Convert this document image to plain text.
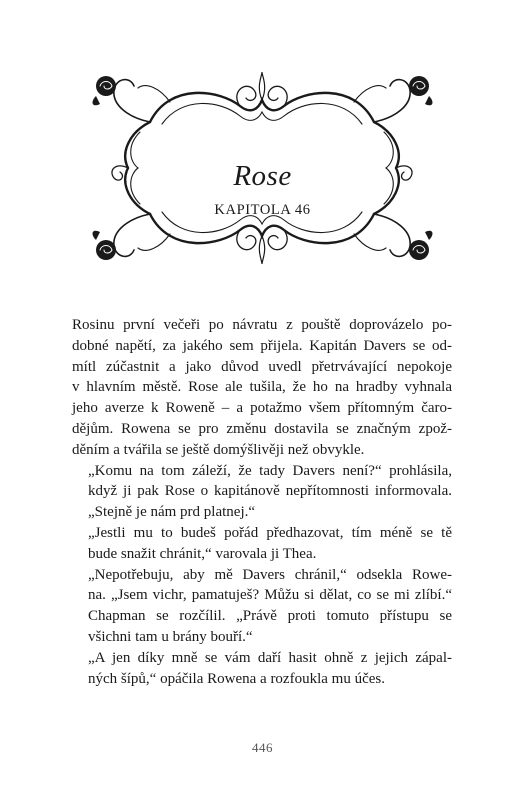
Rose
KAPITOLA 46

Rosinu první večeři po návratu z pouště doprovázelo po-
dobné napětí, za jakého sem přijela. Kapitán Davers se od-
mítl zúčastnit a jako důvod uvedl přetrvávající nepokoje
v hlavním městě. Rose ale tušila, že ho na hradby vyhnala
jeho averze k Roweně – a potažmo všem přítomným čaro-
dějům. Rowena se pro změnu dostavila se značným zpož-
děním a tvářila se ještě domýšlivěji než obvykle.

„Komu na tom záleží, že tady Davers není?“ prohlásila,
když ji pak Rose o kapitánově nepřítomnosti informovala.
„Stejně je nám prd platnej.“

„Jestli mu to budeš pořád předhazovat, tím méně se tě
bude snažit chránit,“ varovala ji Thea.

„Nepotřebuju, aby mě Davers chránil,“ odsekla Rowe-
na. „Jsem vichr, pamatuješ? Můžu si dělat, co se mi zlíbí.“

Chapman se rozčílil. „Právě proti tomuto přístupu se
všichni tam u brány bouří.“

„A jen díky mně se vám daří hasit ohně z jejich zápal-
ných šípů,“ opáčila Rowena a rozfoukla mu účes.

446
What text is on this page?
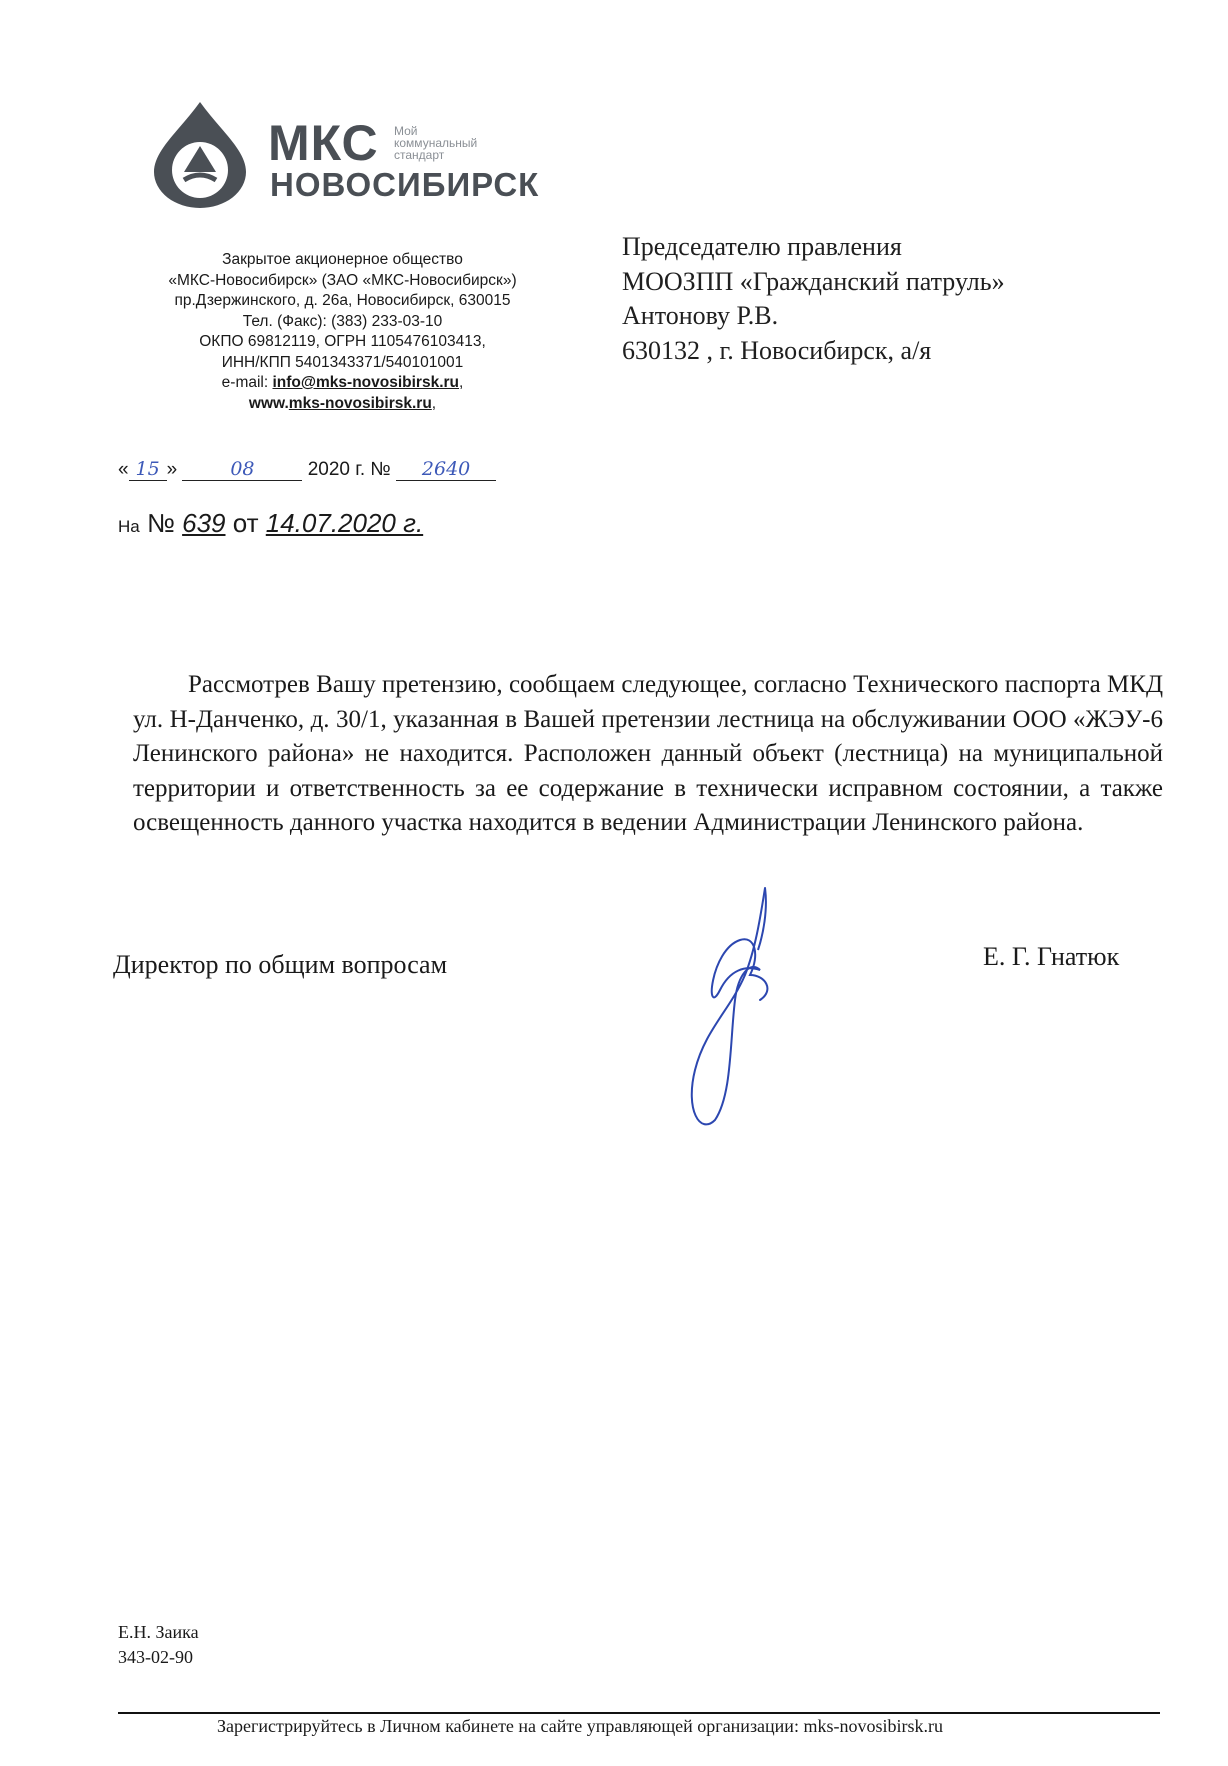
МКС Мой
коммунальный
стандарт
НОВОСИБИРСК
Закрытое акционерное общество
«МКС-Новосибирск» (ЗАО «МКС-Новосибирск»)
пр.Дзержинского, д. 26а, Новосибирск, 630015
Тел. (Факс): (383) 233-03-10
ОКПО 69812119, ОГРН 1105476103413,
ИНН/КПП 5401343371/540101001
e-mail: info@mks-novosibirsk.ru,
www.mks-novosibirsk.ru,
Председателю правления
МООЗПП «Гражданский патруль»
Антонову Р.В.
630132 , г. Новосибирск, а/я
« 15 »	08	2020 г. № 2640
На № 639 от 14.07.2020 г.
Рассмотрев Вашу претензию, сообщаем следующее, согласно Технического паспорта МКД ул. Н-Данченко, д. 30/1, указанная в Вашей претензии лестница на обслуживании ООО «ЖЭУ-6 Ленинского района» не находится. Расположен данный объект (лестница) на муниципальной территории и ответственность за ее содержание в технически исправном состоянии, а также освещенность данного участка находится в ведении Администрации Ленинского района.
Директор по общим вопросам	Е. Г. Гнатюк
Е.Н. Заика
343-02-90
Зарегистрируйтесь в Личном кабинете на сайте управляющей организации: mks-novosibirsk.ru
□ □ □ □
(GOAL):
Retype the data above exactly; pictures are not part of the copy.

(RESPONSE TO THIS TASK):
Convert this document image to plain text.
Rose
KAPITOLA 46

Rosinu první večeři po návratu z pouště doprovázelo po-
dobné napětí, za jakého sem přijela. Kapitán Davers se od-
mítl zúčastnit a jako důvod uvedl přetrvávající nepokoje
v hlavním městě. Rose ale tušila, že ho na hradby vyhnala
jeho averze k Roweně – a potažmo všem přítomným čaro-
dějům. Rowena se pro změnu dostavila se značným zpož-
děním a tvářila se ještě domýšlivěji než obvykle.

„Komu na tom záleží, že tady Davers není?“ prohlásila,
když ji pak Rose o kapitánově nepřítomnosti informovala.
„Stejně je nám prd platnej.“

„Jestli mu to budeš pořád předhazovat, tím méně se tě
bude snažit chránit,“ varovala ji Thea.

„Nepotřebuju, aby mě Davers chránil,“ odsekla Rowe-
na. „Jsem vichr, pamatuješ? Můžu si dělat, co se mi zlíbí.“

Chapman se rozčílil. „Právě proti tomuto přístupu se
všichni tam u brány bouří.“

„A jen díky mně se vám daří hasit ohně z jejich zápal-
ných šípů,“ opáčila Rowena a rozfoukla mu účes.

446
What text is on this page?
МКС Мой
коммунальный
стандарт
НОВОСИБИРСК
Закрытое акционерное общество
«МКС-Новосибирск» (ЗАО «МКС-Новосибирск»)
пр.Дзержинского, д. 26а, Новосибирск, 630015
Тел. (Факс): (383) 233-03-10
ОКПО 69812119, ОГРН 1105476103413,
ИНН/КПП 5401343371/540101001
e-mail: info@mks-novosibirsk.ru,
www.mks-novosibirsk.ru,
Председателю правления
МООЗПП «Гражданский патруль»
Антонову Р.В.
630132 , г. Новосибирск, а/я
« 15 »	08	2020 г. № 2640
На № 639 от 14.07.2020 г.
Рассмотрев Вашу претензию, сообщаем следующее, согласно Технического паспорта МКД ул. Н-Данченко, д. 30/1, указанная в Вашей претензии лестница на обслуживании ООО «ЖЭУ-6 Ленинского района» не находится. Расположен данный объект (лестница) на муниципальной территории и ответственность за ее содержание в технически исправном состоянии, а также освещенность данного участка находится в ведении Администрации Ленинского района.
Директор по общим вопросам	Е. Г. Гнатюк
Е.Н. Заика
343-02-90
Зарегистрируйтесь в Личном кабинете на сайте управляющей организации: mks-novosibirsk.ru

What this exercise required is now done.